◆ RECORDS ◆
════════════════
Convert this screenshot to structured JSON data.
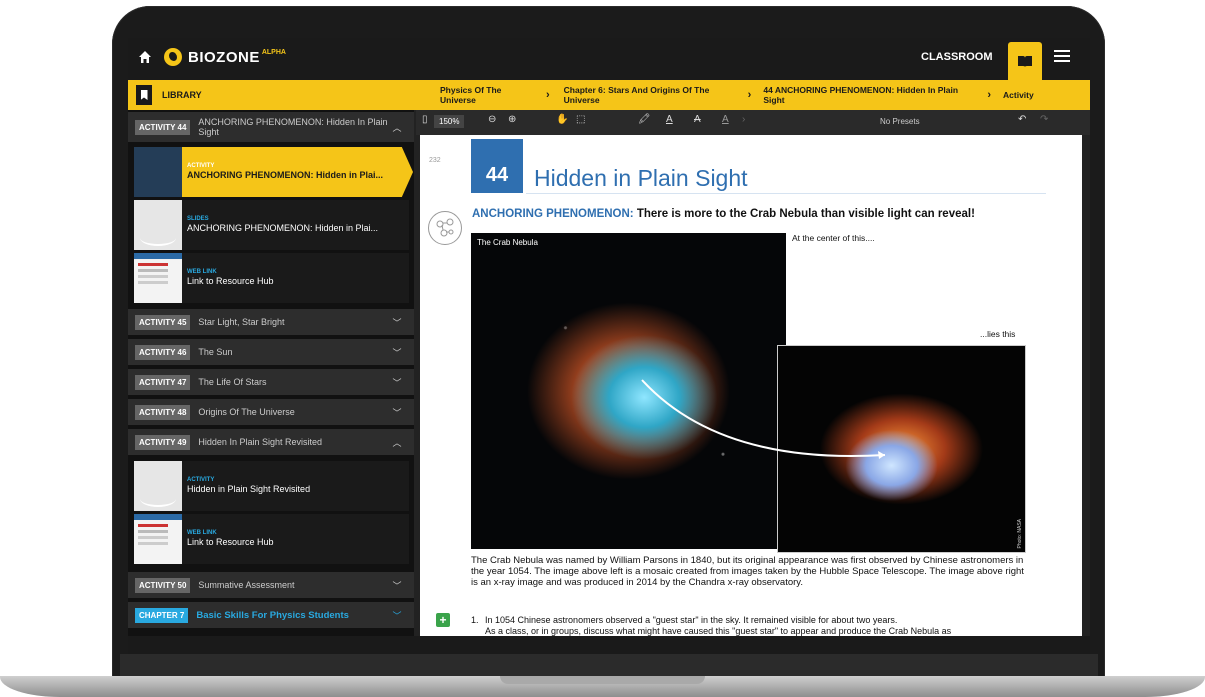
{
  "app": {
    "logo_text": "BIOZONE",
    "logo_badge": "ALPHA",
    "classroom_label": "CLASSROOM"
  },
  "breadcrumb": {
    "library_label": "LIBRARY",
    "items": [
      "Physics Of The Universe",
      "Chapter 6: Stars And Origins Of The Universe",
      "44 ANCHORING PHENOMENON: Hidden In Plain Sight",
      "Activity"
    ]
  },
  "sidebar": {
    "open_activity": {
      "badge": "ACTIVITY 44",
      "title": "ANCHORING PHENOMENON: Hidden In Plain Sight"
    },
    "resources_44": [
      {
        "kind": "ACTIVITY",
        "title": "ANCHORING PHENOMENON: Hidden in Plai..."
      },
      {
        "kind": "SLIDES",
        "title": "ANCHORING PHENOMENON: Hidden in Plai..."
      },
      {
        "kind": "WEB LINK",
        "title": "Link to Resource Hub"
      }
    ],
    "activities": [
      {
        "badge": "ACTIVITY 45",
        "title": "Star Light, Star Bright"
      },
      {
        "badge": "ACTIVITY 46",
        "title": "The Sun"
      },
      {
        "badge": "ACTIVITY 47",
        "title": "The Life Of Stars"
      },
      {
        "badge": "ACTIVITY 48",
        "title": "Origins Of The Universe"
      },
      {
        "badge": "ACTIVITY 49",
        "title": "Hidden In Plain Sight Revisited"
      }
    ],
    "resources_49": [
      {
        "kind": "ACTIVITY",
        "title": "Hidden in Plain Sight Revisited"
      },
      {
        "kind": "WEB LINK",
        "title": "Link to Resource Hub"
      }
    ],
    "activity_50": {
      "badge": "ACTIVITY 50",
      "title": "Summative Assessment"
    },
    "chapter_7": {
      "badge": "CHAPTER 7",
      "title": "Basic Skills For Physics Students"
    }
  },
  "toolbar": {
    "zoom": "150%",
    "presets": "No Presets"
  },
  "document": {
    "page_number": "232",
    "activity_number": "44",
    "activity_title": "Hidden in Plain Sight",
    "anchor_label": "ANCHORING PHENOMENON:",
    "anchor_text": "There is more to the Crab Nebula than visible light can reveal!",
    "image_caption": "The Crab Nebula",
    "photo_credit": "Photo: NASA",
    "at_center": "At the center of this....",
    "lies_this": "...lies this",
    "body": "The Crab Nebula was named by William Parsons in 1840, but its original appearance was first observed by Chinese astronomers in the year 1054. The image above left is a mosaic created from images taken by the Hubble Space Telescope. The image above right is an x-ray image and was produced in 2014 by the Chandra x-ray observatory.",
    "question_number": "1.",
    "question_text": "In 1054 Chinese astronomers observed a \"guest star\" in the sky. It remained visible for about two years.",
    "question_text_2": "As a class, or in groups, discuss what might have caused this \"guest star\" to appear and produce the Crab Nebula as"
  },
  "colors": {
    "accent": "#f5c518",
    "activity_blue": "#2f6fb0",
    "chapter_blue": "#29a9e0",
    "plus_green": "#3aa34a"
  }
}
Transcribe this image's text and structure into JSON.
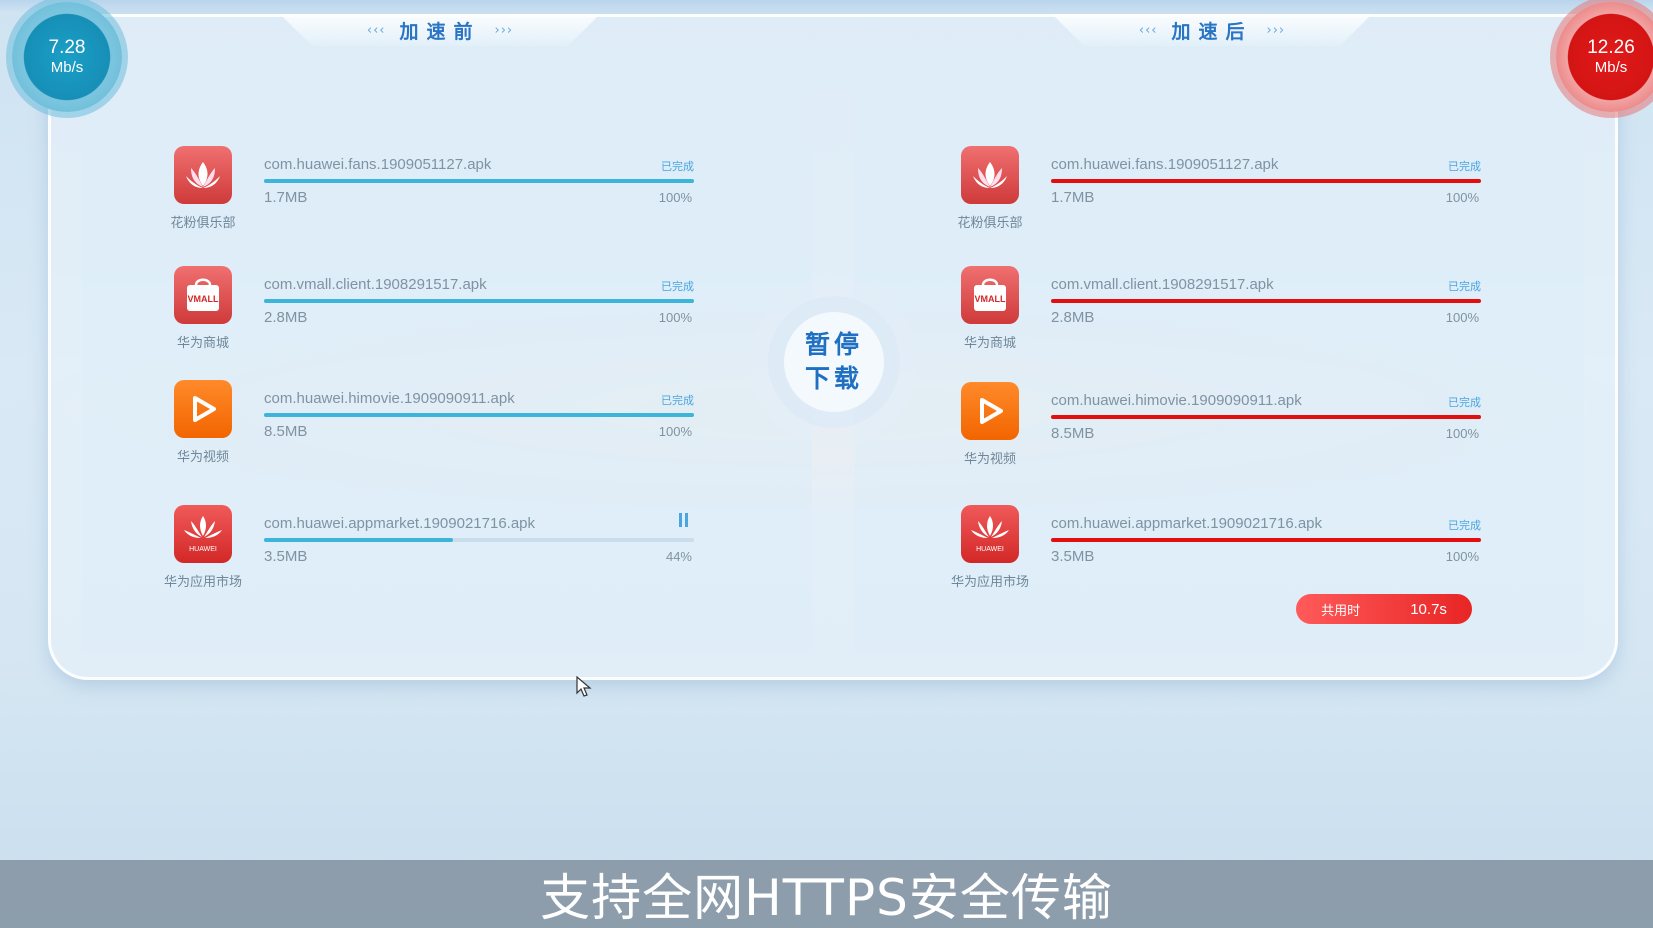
════════════════
Reply with one number only: how many lines of the listing hold "PHENOMENON"?

5